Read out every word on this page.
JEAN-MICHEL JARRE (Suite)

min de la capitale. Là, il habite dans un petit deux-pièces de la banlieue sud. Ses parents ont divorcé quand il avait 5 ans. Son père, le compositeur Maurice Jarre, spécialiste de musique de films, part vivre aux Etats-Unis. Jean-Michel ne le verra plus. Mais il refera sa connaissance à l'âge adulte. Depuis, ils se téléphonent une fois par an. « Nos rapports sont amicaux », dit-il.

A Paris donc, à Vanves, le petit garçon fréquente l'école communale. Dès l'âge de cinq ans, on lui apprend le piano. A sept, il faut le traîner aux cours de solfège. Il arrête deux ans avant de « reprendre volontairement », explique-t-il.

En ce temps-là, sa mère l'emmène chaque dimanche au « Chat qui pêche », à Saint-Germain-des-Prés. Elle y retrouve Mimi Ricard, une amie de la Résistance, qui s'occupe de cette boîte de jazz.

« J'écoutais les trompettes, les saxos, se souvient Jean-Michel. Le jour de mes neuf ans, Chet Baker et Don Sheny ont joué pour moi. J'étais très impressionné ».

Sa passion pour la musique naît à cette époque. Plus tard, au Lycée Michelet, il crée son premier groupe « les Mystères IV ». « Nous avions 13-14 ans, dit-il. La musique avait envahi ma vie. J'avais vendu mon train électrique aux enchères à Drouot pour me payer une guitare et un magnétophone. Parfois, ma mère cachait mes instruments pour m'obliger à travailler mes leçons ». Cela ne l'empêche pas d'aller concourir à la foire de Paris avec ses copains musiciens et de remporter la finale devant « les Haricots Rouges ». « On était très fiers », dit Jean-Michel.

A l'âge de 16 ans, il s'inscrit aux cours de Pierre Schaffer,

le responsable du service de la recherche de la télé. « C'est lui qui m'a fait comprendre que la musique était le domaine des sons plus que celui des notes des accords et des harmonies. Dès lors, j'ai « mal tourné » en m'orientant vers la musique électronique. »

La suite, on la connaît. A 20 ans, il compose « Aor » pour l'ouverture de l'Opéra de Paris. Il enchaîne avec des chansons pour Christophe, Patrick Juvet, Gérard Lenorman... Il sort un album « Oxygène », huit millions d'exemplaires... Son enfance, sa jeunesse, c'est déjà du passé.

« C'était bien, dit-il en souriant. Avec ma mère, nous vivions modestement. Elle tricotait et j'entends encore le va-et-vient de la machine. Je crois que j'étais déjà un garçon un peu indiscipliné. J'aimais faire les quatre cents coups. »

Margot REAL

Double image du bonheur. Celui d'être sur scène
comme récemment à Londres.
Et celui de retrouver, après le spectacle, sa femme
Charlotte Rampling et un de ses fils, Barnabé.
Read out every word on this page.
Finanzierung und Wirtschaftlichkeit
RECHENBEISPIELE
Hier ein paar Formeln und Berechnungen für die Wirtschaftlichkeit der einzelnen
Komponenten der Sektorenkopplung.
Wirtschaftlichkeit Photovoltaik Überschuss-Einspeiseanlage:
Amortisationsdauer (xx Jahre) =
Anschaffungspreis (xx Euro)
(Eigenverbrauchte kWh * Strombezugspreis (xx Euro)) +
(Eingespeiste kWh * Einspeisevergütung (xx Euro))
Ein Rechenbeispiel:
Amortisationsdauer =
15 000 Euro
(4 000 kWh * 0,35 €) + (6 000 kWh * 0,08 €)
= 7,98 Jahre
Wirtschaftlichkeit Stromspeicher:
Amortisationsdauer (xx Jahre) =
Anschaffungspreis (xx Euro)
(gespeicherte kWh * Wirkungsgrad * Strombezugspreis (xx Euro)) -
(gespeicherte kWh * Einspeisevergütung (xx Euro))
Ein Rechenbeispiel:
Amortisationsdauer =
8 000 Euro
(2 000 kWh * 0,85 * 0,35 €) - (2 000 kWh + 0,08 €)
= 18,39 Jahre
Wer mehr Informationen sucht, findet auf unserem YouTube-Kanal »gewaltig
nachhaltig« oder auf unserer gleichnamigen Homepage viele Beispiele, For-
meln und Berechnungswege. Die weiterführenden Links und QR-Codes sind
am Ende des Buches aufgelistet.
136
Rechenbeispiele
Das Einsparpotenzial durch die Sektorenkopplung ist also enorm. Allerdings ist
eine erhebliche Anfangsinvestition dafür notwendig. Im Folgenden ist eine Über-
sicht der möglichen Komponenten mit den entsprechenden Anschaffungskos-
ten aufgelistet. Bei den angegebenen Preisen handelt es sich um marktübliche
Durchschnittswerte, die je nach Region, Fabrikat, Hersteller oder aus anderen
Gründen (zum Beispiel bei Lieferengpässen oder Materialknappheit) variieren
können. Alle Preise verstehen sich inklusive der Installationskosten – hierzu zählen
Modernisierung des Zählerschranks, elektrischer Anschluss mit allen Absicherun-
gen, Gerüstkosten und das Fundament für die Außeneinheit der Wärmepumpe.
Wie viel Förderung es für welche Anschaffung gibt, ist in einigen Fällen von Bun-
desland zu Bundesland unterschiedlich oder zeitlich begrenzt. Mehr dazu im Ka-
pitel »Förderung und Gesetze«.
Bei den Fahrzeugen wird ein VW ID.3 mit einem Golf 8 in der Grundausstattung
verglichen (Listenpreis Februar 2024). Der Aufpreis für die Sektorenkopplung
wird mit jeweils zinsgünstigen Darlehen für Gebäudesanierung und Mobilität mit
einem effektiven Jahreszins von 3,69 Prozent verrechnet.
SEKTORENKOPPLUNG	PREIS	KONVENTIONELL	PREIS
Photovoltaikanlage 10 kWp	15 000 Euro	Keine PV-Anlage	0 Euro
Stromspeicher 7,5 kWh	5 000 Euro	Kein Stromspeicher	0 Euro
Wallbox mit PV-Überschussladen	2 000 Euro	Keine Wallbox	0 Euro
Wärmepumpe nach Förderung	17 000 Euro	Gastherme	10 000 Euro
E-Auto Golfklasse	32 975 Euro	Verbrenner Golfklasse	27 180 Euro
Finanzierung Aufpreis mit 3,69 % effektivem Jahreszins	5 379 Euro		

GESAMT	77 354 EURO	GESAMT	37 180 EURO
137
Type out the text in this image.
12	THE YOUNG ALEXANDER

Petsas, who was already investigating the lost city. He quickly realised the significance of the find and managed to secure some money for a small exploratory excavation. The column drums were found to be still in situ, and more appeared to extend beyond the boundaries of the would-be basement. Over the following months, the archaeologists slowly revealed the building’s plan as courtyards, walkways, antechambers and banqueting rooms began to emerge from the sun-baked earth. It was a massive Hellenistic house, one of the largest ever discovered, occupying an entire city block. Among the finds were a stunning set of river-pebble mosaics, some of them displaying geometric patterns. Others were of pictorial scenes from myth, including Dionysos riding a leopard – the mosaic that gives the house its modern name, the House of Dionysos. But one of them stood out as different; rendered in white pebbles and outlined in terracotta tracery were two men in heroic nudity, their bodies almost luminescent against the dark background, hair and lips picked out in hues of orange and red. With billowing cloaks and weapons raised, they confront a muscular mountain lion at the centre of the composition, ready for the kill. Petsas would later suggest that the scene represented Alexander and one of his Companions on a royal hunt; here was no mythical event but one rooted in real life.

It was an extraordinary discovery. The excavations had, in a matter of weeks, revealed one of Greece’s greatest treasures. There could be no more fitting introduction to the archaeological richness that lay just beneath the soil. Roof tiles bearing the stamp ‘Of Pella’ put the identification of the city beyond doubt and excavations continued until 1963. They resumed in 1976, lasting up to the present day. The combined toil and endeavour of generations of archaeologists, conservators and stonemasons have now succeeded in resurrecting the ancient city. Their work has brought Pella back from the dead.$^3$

⁂

◆ **WHAT YOU NEED TO DO**:
Every line of the records that includes the word "wird" should be gathered.

◆ **ANSWER**:
Bei den Fahrzeugen wird ein VW ID.3 mit einem Golf 8 in der Grundausstattung
wird mit jeweils zinsgünstigen Darlehen für Gebäudesanierung und Mobilität mit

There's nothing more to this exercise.